• _Work to complete_: Give the listing again in full, exactly as written.

• _Stored data_:
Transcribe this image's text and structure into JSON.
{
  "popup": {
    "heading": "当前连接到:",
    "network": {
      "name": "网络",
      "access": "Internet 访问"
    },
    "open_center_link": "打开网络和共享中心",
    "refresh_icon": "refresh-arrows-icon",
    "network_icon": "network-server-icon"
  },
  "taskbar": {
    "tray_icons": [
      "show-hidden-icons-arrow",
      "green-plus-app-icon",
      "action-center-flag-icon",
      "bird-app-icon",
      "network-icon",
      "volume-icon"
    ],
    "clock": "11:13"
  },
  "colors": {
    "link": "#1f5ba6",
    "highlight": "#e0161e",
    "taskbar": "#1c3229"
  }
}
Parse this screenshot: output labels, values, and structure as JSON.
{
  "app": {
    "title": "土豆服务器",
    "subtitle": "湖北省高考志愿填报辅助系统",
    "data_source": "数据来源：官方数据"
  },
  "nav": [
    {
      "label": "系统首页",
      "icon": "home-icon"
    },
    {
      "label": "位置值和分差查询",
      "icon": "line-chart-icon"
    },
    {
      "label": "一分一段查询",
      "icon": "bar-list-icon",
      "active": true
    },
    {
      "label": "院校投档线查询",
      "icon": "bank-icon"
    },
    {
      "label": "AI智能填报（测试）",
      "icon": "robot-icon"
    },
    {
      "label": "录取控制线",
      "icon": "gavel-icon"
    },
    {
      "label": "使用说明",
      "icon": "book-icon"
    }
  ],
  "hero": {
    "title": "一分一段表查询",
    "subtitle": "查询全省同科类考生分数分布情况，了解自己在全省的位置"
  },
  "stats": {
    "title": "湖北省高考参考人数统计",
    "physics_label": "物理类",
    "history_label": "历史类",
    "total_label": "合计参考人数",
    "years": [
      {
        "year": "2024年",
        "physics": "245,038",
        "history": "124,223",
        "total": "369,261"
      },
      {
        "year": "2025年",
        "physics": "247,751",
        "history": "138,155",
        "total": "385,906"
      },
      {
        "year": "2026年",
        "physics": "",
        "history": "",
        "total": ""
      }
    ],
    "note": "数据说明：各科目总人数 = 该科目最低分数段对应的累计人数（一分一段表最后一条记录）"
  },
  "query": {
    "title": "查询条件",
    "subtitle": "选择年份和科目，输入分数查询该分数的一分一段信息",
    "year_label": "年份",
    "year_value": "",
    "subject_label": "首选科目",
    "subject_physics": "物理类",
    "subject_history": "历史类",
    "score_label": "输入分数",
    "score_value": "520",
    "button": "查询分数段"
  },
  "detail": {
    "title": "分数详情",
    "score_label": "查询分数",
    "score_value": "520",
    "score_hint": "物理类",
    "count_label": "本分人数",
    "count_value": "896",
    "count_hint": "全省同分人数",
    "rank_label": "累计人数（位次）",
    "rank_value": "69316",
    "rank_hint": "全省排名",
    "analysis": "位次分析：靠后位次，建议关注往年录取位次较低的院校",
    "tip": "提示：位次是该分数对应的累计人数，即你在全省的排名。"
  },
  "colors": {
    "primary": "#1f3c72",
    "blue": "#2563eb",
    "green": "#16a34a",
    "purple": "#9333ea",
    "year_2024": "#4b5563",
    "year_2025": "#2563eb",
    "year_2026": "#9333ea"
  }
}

• _The completed task_:
Transcribe this image's text and structure into JSON.
{
  "popup": {
    "heading": "当前连接到:",
    "network": {
      "name": "网络",
      "access": "Internet 访问"
    },
    "open_center_link": "打开网络和共享中心",
    "refresh_icon": "refresh-arrows-icon",
    "network_icon": "network-server-icon"
  },
  "taskbar": {
    "tray_icons": [
      "show-hidden-icons-arrow",
      "green-plus-app-icon",
      "action-center-flag-icon",
      "bird-app-icon",
      "network-icon",
      "volume-icon"
    ],
    "clock": "11:13"
  },
  "colors": {
    "link": "#1f5ba6",
    "highlight": "#e0161e",
    "taskbar": "#1c3229"
  }
}
Parse this screenshot: output labels, values, and structure as JSON.
{
  "app": {
    "title": "土豆服务器",
    "subtitle": "湖北省高考志愿填报辅助系统",
    "data_source": "数据来源：官方数据"
  },
  "nav": [
    {
      "label": "系统首页",
      "icon": "home-icon"
    },
    {
      "label": "位置值和分差查询",
      "icon": "line-chart-icon"
    },
    {
      "label": "一分一段查询",
      "icon": "bar-list-icon",
      "active": true
    },
    {
      "label": "院校投档线查询",
      "icon": "bank-icon"
    },
    {
      "label": "AI智能填报（测试）",
      "icon": "robot-icon"
    },
    {
      "label": "录取控制线",
      "icon": "gavel-icon"
    },
    {
      "label": "使用说明",
      "icon": "book-icon"
    }
  ],
  "hero": {
    "title": "一分一段表查询",
    "subtitle": "查询全省同科类考生分数分布情况，了解自己在全省的位置"
  },
  "stats": {
    "title": "湖北省高考参考人数统计",
    "physics_label": "物理类",
    "history_label": "历史类",
    "total_label": "合计参考人数",
    "years": [
      {
        "year": "2024年",
        "physics": "245,038",
        "history": "124,223",
        "total": "369,261"
      },
      {
        "year": "2025年",
        "physics": "247,751",
        "history": "138,155",
        "total": "385,906"
      },
      {
        "year": "2026年",
        "physics": "",
        "history": "",
        "total": ""
      }
    ],
    "note": "数据说明：各科目总人数 = 该科目最低分数段对应的累计人数（一分一段表最后一条记录）"
  },
  "query": {
    "title": "查询条件",
    "subtitle": "选择年份和科目，输入分数查询该分数的一分一段信息",
    "year_label": "年份",
    "year_value": "",
    "subject_label": "首选科目",
    "subject_physics": "物理类",
    "subject_history": "历史类",
    "score_label": "输入分数",
    "score_value": "520",
    "button": "查询分数段"
  },
  "detail": {
    "title": "分数详情",
    "score_label": "查询分数",
    "score_value": "520",
    "score_hint": "物理类",
    "count_label": "本分人数",
    "count_value": "896",
    "count_hint": "全省同分人数",
    "rank_label": "累计人数（位次）",
    "rank_value": "69316",
    "rank_hint": "全省排名",
    "analysis": "位次分析：靠后位次，建议关注往年录取位次较低的院校",
    "tip": "提示：位次是该分数对应的累计人数，即你在全省的排名。"
  },
  "colors": {
    "primary": "#1f3c72",
    "blue": "#2563eb",
    "green": "#16a34a",
    "purple": "#9333ea",
    "year_2024": "#4b5563",
    "year_2025": "#2563eb",
    "year_2026": "#9333ea"
  }
}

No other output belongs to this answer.